# START OF DATA LISTING
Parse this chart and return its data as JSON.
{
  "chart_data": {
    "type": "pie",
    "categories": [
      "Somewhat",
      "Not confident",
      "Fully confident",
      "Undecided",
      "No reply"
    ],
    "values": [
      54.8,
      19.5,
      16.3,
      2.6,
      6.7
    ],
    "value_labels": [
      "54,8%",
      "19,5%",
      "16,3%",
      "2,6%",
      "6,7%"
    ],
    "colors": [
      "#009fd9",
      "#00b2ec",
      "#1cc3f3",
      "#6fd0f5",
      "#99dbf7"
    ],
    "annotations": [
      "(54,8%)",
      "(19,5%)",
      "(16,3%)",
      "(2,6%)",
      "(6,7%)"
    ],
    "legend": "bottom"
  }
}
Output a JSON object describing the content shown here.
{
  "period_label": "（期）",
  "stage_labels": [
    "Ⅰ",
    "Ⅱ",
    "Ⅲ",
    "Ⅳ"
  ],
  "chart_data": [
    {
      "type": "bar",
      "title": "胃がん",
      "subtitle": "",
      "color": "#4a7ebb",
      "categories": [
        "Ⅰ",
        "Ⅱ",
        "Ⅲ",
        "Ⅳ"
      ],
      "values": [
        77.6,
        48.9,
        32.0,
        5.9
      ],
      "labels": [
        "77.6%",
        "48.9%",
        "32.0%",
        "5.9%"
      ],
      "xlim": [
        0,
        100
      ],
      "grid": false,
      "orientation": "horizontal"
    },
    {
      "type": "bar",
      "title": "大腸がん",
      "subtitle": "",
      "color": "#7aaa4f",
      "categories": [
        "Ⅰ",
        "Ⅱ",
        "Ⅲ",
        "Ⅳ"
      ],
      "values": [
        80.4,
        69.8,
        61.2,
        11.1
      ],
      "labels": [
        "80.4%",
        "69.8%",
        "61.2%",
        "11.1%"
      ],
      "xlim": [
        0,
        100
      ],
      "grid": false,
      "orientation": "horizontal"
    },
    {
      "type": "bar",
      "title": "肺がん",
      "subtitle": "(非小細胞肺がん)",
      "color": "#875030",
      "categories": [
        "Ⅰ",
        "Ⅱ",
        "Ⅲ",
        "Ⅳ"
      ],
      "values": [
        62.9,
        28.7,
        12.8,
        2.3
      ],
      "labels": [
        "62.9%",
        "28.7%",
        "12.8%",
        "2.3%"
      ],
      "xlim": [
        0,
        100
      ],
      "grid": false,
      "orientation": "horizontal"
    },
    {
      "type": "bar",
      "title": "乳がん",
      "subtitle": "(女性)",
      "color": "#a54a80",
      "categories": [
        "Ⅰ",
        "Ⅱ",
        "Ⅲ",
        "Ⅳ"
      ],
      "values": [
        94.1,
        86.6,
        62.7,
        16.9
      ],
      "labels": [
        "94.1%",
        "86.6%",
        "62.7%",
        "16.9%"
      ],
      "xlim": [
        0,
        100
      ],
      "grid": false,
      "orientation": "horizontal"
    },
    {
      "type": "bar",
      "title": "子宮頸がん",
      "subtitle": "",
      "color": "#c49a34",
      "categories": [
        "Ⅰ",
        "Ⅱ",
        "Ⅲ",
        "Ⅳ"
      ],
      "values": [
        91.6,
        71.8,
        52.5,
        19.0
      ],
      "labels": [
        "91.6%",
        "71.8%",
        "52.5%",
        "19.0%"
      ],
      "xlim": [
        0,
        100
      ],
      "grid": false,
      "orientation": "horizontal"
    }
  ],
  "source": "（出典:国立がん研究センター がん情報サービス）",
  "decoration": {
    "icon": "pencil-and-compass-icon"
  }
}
# END OF DATA LISTING
WORK TO DO.
Write out the entries above once more, without altering anything.

WRITTEN REPLY.
Parse this chart and return its data as JSON.
{
  "chart_data": {
    "type": "pie",
    "categories": [
      "Somewhat",
      "Not confident",
      "Fully confident",
      "Undecided",
      "No reply"
    ],
    "values": [
      54.8,
      19.5,
      16.3,
      2.6,
      6.7
    ],
    "value_labels": [
      "54,8%",
      "19,5%",
      "16,3%",
      "2,6%",
      "6,7%"
    ],
    "colors": [
      "#009fd9",
      "#00b2ec",
      "#1cc3f3",
      "#6fd0f5",
      "#99dbf7"
    ],
    "annotations": [
      "(54,8%)",
      "(19,5%)",
      "(16,3%)",
      "(2,6%)",
      "(6,7%)"
    ],
    "legend": "bottom"
  }
}
Output a JSON object describing the content shown here.
{
  "period_label": "（期）",
  "stage_labels": [
    "Ⅰ",
    "Ⅱ",
    "Ⅲ",
    "Ⅳ"
  ],
  "chart_data": [
    {
      "type": "bar",
      "title": "胃がん",
      "subtitle": "",
      "color": "#4a7ebb",
      "categories": [
        "Ⅰ",
        "Ⅱ",
        "Ⅲ",
        "Ⅳ"
      ],
      "values": [
        77.6,
        48.9,
        32.0,
        5.9
      ],
      "labels": [
        "77.6%",
        "48.9%",
        "32.0%",
        "5.9%"
      ],
      "xlim": [
        0,
        100
      ],
      "grid": false,
      "orientation": "horizontal"
    },
    {
      "type": "bar",
      "title": "大腸がん",
      "subtitle": "",
      "color": "#7aaa4f",
      "categories": [
        "Ⅰ",
        "Ⅱ",
        "Ⅲ",
        "Ⅳ"
      ],
      "values": [
        80.4,
        69.8,
        61.2,
        11.1
      ],
      "labels": [
        "80.4%",
        "69.8%",
        "61.2%",
        "11.1%"
      ],
      "xlim": [
        0,
        100
      ],
      "grid": false,
      "orientation": "horizontal"
    },
    {
      "type": "bar",
      "title": "肺がん",
      "subtitle": "(非小細胞肺がん)",
      "color": "#875030",
      "categories": [
        "Ⅰ",
        "Ⅱ",
        "Ⅲ",
        "Ⅳ"
      ],
      "values": [
        62.9,
        28.7,
        12.8,
        2.3
      ],
      "labels": [
        "62.9%",
        "28.7%",
        "12.8%",
        "2.3%"
      ],
      "xlim": [
        0,
        100
      ],
      "grid": false,
      "orientation": "horizontal"
    },
    {
      "type": "bar",
      "title": "乳がん",
      "subtitle": "(女性)",
      "color": "#a54a80",
      "categories": [
        "Ⅰ",
        "Ⅱ",
        "Ⅲ",
        "Ⅳ"
      ],
      "values": [
        94.1,
        86.6,
        62.7,
        16.9
      ],
      "labels": [
        "94.1%",
        "86.6%",
        "62.7%",
        "16.9%"
      ],
      "xlim": [
        0,
        100
      ],
      "grid": false,
      "orientation": "horizontal"
    },
    {
      "type": "bar",
      "title": "子宮頸がん",
      "subtitle": "",
      "color": "#c49a34",
      "categories": [
        "Ⅰ",
        "Ⅱ",
        "Ⅲ",
        "Ⅳ"
      ],
      "values": [
        91.6,
        71.8,
        52.5,
        19.0
      ],
      "labels": [
        "91.6%",
        "71.8%",
        "52.5%",
        "19.0%"
      ],
      "xlim": [
        0,
        100
      ],
      "grid": false,
      "orientation": "horizontal"
    }
  ],
  "source": "（出典:国立がん研究センター がん情報サービス）",
  "decoration": {
    "icon": "pencil-and-compass-icon"
  }
}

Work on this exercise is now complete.